**Provided entries**
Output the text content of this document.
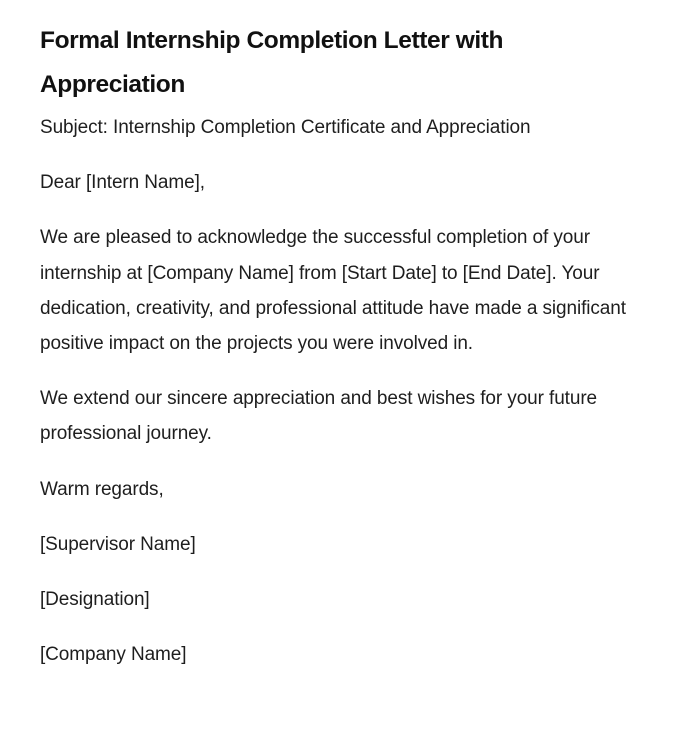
Formal Internship Completion Letter with Appreciation

Subject: Internship Completion Certificate and Appreciation

Dear [Intern Name],

We are pleased to acknowledge the successful completion of your internship at [Company Name] from [Start Date] to [End Date]. Your dedication, creativity, and professional attitude have made a significant positive impact on the projects you were involved in.

We extend our sincere appreciation and best wishes for your future professional journey.

Warm regards,

[Supervisor Name]

[Designation]

[Company Name]
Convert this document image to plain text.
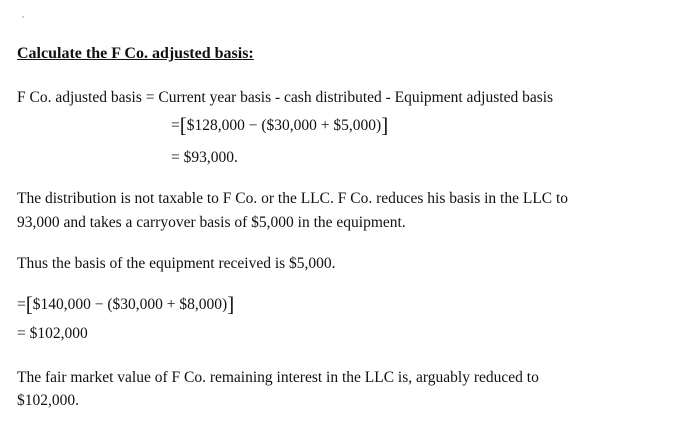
Calculate the F Co. adjusted basis:
F Co. adjusted basis = Current year basis - cash distributed - Equipment adjusted basis
=[$128,000 − ($30,000 + $5,000)]
= $93,000.
The distribution is not taxable to F Co. or the LLC. F Co. reduces his basis in the LLC to
93,000 and takes a carryover basis of $5,000 in the equipment.
Thus the basis of the equipment received is $5,000.
=[$140,000 − ($30,000 + $8,000)]
= $102,000
The fair market value of F Co. remaining interest in the LLC is, arguably reduced to
$102,000.
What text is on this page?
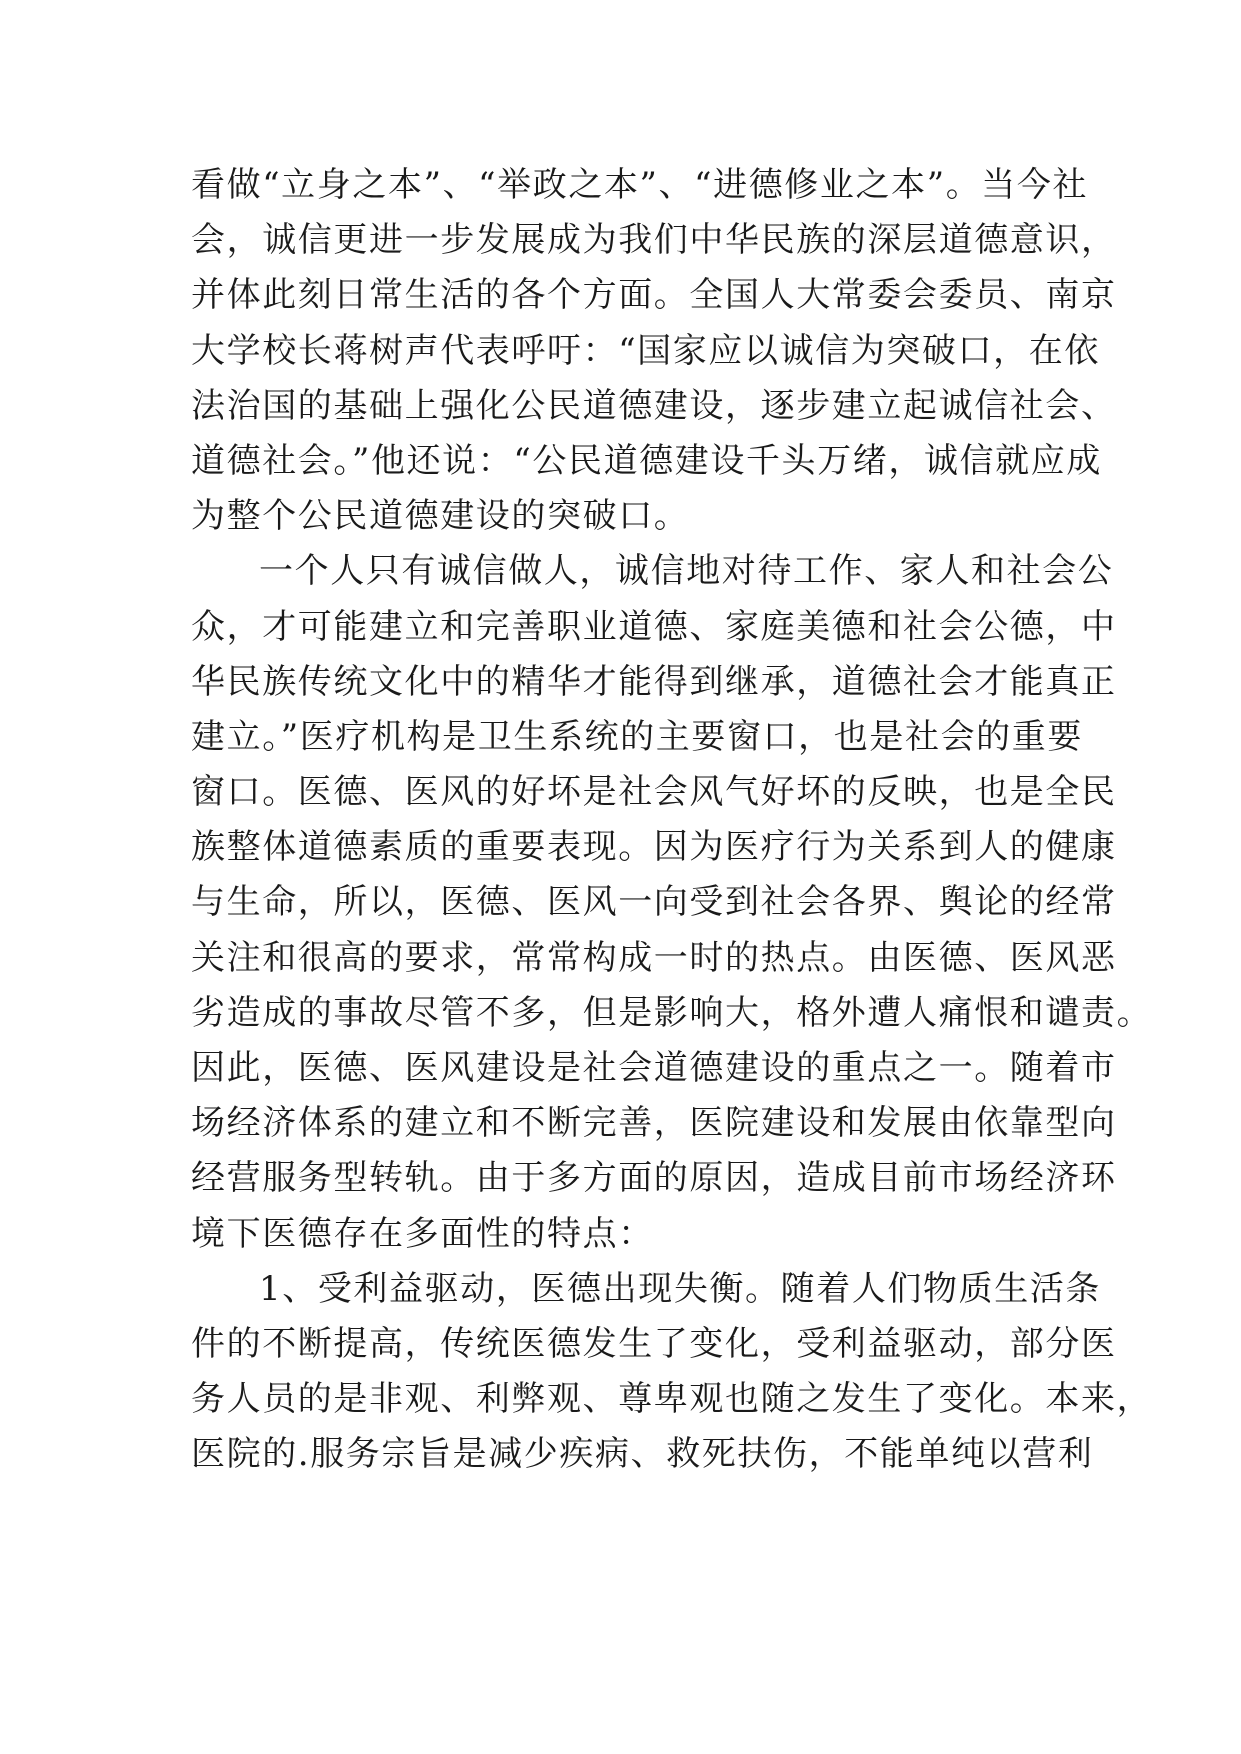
看做“立身之本”、“举政之本”、“进德修业之本”。当今社
会，诚信更进一步发展成为我们中华民族的深层道德意识，
并体此刻日常生活的各个方面。全国人大常委会委员、南京
大学校长蒋树声代表呼吁：“国家应以诚信为突破口，在依
法治国的基础上强化公民道德建设，逐步建立起诚信社会、
道德社会。”他还说：“公民道德建设千头万绪，诚信就应成
为整个公民道德建设的突破口。
一个人只有诚信做人，诚信地对待工作、家人和社会公
众，才可能建立和完善职业道德、家庭美德和社会公德，中
华民族传统文化中的精华才能得到继承，道德社会才能真正
建立。”医疗机构是卫生系统的主要窗口，也是社会的重要
窗口。医德、医风的好坏是社会风气好坏的反映，也是全民
族整体道德素质的重要表现。因为医疗行为关系到人的健康
与生命，所以，医德、医风一向受到社会各界、舆论的经常
关注和很高的要求，常常构成一时的热点。由医德、医风恶
劣造成的事故尽管不多，但是影响大，格外遭人痛恨和谴责。
因此，医德、医风建设是社会道德建设的重点之一。随着市
场经济体系的建立和不断完善，医院建设和发展由依靠型向
经营服务型转轨。由于多方面的原因，造成目前市场经济环
境下医德存在多面性的特点：
1、受利益驱动，医德出现失衡。随着人们物质生活条
件的不断提高，传统医德发生了变化，受利益驱动，部分医
务人员的是非观、利弊观、尊卑观也随之发生了变化。本来，
医院的.服务宗旨是减少疾病、救死扶伤，不能单纯以营利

**Problem to work on**
Only the lines from the line with "What text is on this page?" to the end of the records should be repeated, exactly and without pictures.

**Response to the exercise**
What text is on this page?
看做“立身之本”、“举政之本”、“进德修业之本”。当今社
会，诚信更进一步发展成为我们中华民族的深层道德意识，
并体此刻日常生活的各个方面。全国人大常委会委员、南京
大学校长蒋树声代表呼吁：“国家应以诚信为突破口，在依
法治国的基础上强化公民道德建设，逐步建立起诚信社会、
道德社会。”他还说：“公民道德建设千头万绪，诚信就应成
为整个公民道德建设的突破口。
一个人只有诚信做人，诚信地对待工作、家人和社会公
众，才可能建立和完善职业道德、家庭美德和社会公德，中
华民族传统文化中的精华才能得到继承，道德社会才能真正
建立。”医疗机构是卫生系统的主要窗口，也是社会的重要
窗口。医德、医风的好坏是社会风气好坏的反映，也是全民
族整体道德素质的重要表现。因为医疗行为关系到人的健康
与生命，所以，医德、医风一向受到社会各界、舆论的经常
关注和很高的要求，常常构成一时的热点。由医德、医风恶
劣造成的事故尽管不多，但是影响大，格外遭人痛恨和谴责。
因此，医德、医风建设是社会道德建设的重点之一。随着市
场经济体系的建立和不断完善，医院建设和发展由依靠型向
经营服务型转轨。由于多方面的原因，造成目前市场经济环
境下医德存在多面性的特点：
1、受利益驱动，医德出现失衡。随着人们物质生活条
件的不断提高，传统医德发生了变化，受利益驱动，部分医
务人员的是非观、利弊观、尊卑观也随之发生了变化。本来，
医院的.服务宗旨是减少疾病、救死扶伤，不能单纯以营利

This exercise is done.